◆ **INSTRUCTIONS FOR THE TASK**: Every record here needs to be written out again exactly.

......

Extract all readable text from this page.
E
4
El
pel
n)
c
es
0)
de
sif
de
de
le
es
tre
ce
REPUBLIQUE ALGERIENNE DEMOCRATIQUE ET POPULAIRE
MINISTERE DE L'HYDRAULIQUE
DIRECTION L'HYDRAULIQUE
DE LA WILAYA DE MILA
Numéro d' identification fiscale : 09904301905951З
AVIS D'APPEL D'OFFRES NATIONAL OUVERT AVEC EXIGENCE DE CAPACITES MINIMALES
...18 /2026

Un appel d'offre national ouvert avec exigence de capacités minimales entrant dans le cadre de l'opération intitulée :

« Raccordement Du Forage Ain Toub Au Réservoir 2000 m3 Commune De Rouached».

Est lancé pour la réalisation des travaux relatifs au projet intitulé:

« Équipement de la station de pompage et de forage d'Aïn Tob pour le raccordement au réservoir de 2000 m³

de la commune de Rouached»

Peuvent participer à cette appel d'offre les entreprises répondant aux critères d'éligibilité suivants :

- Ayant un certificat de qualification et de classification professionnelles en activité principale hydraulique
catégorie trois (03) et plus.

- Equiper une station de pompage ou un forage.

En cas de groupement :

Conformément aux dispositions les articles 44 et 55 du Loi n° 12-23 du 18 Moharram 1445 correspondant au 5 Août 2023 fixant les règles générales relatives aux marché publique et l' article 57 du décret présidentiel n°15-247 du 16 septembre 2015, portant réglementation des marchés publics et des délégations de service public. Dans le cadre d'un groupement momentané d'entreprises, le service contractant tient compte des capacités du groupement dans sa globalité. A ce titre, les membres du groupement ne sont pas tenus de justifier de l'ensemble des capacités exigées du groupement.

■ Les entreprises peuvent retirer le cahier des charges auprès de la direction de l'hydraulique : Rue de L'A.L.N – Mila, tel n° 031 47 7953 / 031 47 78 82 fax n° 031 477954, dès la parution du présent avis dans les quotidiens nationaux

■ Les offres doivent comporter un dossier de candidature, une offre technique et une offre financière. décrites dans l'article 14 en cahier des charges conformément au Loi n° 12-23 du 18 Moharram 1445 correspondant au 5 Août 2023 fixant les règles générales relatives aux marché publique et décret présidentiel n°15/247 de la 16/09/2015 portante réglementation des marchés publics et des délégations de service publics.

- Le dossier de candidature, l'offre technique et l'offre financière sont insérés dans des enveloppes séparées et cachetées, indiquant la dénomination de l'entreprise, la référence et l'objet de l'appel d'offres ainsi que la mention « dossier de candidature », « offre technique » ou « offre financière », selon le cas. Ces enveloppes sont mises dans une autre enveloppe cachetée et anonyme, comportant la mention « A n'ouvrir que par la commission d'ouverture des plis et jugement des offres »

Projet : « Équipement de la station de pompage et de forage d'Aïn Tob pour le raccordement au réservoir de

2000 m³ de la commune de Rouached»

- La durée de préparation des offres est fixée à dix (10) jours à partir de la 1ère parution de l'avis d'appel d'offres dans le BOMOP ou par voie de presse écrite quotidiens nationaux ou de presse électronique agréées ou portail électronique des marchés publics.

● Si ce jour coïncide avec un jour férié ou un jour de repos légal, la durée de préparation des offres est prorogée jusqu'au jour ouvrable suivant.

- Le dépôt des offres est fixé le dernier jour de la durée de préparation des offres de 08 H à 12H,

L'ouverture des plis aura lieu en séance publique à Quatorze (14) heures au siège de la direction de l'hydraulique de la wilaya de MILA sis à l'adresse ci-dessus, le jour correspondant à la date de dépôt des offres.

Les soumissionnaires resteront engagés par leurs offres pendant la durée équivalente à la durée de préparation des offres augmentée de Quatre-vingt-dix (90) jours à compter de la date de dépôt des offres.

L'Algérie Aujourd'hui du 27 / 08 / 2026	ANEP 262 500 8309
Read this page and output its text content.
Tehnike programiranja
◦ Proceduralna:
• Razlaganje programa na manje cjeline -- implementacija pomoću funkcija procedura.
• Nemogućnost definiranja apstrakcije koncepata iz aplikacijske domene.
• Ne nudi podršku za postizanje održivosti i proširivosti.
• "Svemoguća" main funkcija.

......

◆ **TASK SOLUTION**:
Extract all readable text from this page.
E
4
El
pel
n)
c
es
0)
de
sif
de
de
le
es
tre
ce
REPUBLIQUE ALGERIENNE DEMOCRATIQUE ET POPULAIRE
MINISTERE DE L'HYDRAULIQUE
DIRECTION L'HYDRAULIQUE
DE LA WILAYA DE MILA
Numéro d' identification fiscale : 09904301905951З
AVIS D'APPEL D'OFFRES NATIONAL OUVERT AVEC EXIGENCE DE CAPACITES MINIMALES
...18 /2026

Un appel d'offre national ouvert avec exigence de capacités minimales entrant dans le cadre de l'opération intitulée :

« Raccordement Du Forage Ain Toub Au Réservoir 2000 m3 Commune De Rouached».

Est lancé pour la réalisation des travaux relatifs au projet intitulé:

« Équipement de la station de pompage et de forage d'Aïn Tob pour le raccordement au réservoir de 2000 m³

de la commune de Rouached»

Peuvent participer à cette appel d'offre les entreprises répondant aux critères d'éligibilité suivants :

- Ayant un certificat de qualification et de classification professionnelles en activité principale hydraulique
catégorie trois (03) et plus.

- Equiper une station de pompage ou un forage.

En cas de groupement :

Conformément aux dispositions les articles 44 et 55 du Loi n° 12-23 du 18 Moharram 1445 correspondant au 5 Août 2023 fixant les règles générales relatives aux marché publique et l' article 57 du décret présidentiel n°15-247 du 16 septembre 2015, portant réglementation des marchés publics et des délégations de service public. Dans le cadre d'un groupement momentané d'entreprises, le service contractant tient compte des capacités du groupement dans sa globalité. A ce titre, les membres du groupement ne sont pas tenus de justifier de l'ensemble des capacités exigées du groupement.

■ Les entreprises peuvent retirer le cahier des charges auprès de la direction de l'hydraulique : Rue de L'A.L.N – Mila, tel n° 031 47 7953 / 031 47 78 82 fax n° 031 477954, dès la parution du présent avis dans les quotidiens nationaux

■ Les offres doivent comporter un dossier de candidature, une offre technique et une offre financière. décrites dans l'article 14 en cahier des charges conformément au Loi n° 12-23 du 18 Moharram 1445 correspondant au 5 Août 2023 fixant les règles générales relatives aux marché publique et décret présidentiel n°15/247 de la 16/09/2015 portante réglementation des marchés publics et des délégations de service publics.

- Le dossier de candidature, l'offre technique et l'offre financière sont insérés dans des enveloppes séparées et cachetées, indiquant la dénomination de l'entreprise, la référence et l'objet de l'appel d'offres ainsi que la mention « dossier de candidature », « offre technique » ou « offre financière », selon le cas. Ces enveloppes sont mises dans une autre enveloppe cachetée et anonyme, comportant la mention « A n'ouvrir que par la commission d'ouverture des plis et jugement des offres »

Projet : « Équipement de la station de pompage et de forage d'Aïn Tob pour le raccordement au réservoir de

2000 m³ de la commune de Rouached»

- La durée de préparation des offres est fixée à dix (10) jours à partir de la 1ère parution de l'avis d'appel d'offres dans le BOMOP ou par voie de presse écrite quotidiens nationaux ou de presse électronique agréées ou portail électronique des marchés publics.

● Si ce jour coïncide avec un jour férié ou un jour de repos légal, la durée de préparation des offres est prorogée jusqu'au jour ouvrable suivant.

- Le dépôt des offres est fixé le dernier jour de la durée de préparation des offres de 08 H à 12H,

L'ouverture des plis aura lieu en séance publique à Quatorze (14) heures au siège de la direction de l'hydraulique de la wilaya de MILA sis à l'adresse ci-dessus, le jour correspondant à la date de dépôt des offres.

Les soumissionnaires resteront engagés par leurs offres pendant la durée équivalente à la durée de préparation des offres augmentée de Quatre-vingt-dix (90) jours à compter de la date de dépôt des offres.

L'Algérie Aujourd'hui du 27 / 08 / 2026	ANEP 262 500 8309
Read this page and output its text content.
Tehnike programiranja
◦ Proceduralna:
• Razlaganje programa na manje cjeline -- implementacija pomoću funkcija procedura.
• Nemogućnost definiranja apstrakcije koncepata iz aplikacijske domene.
• Ne nudi podršku za postizanje održivosti i proširivosti.
• "Svemoguća" main funkcija.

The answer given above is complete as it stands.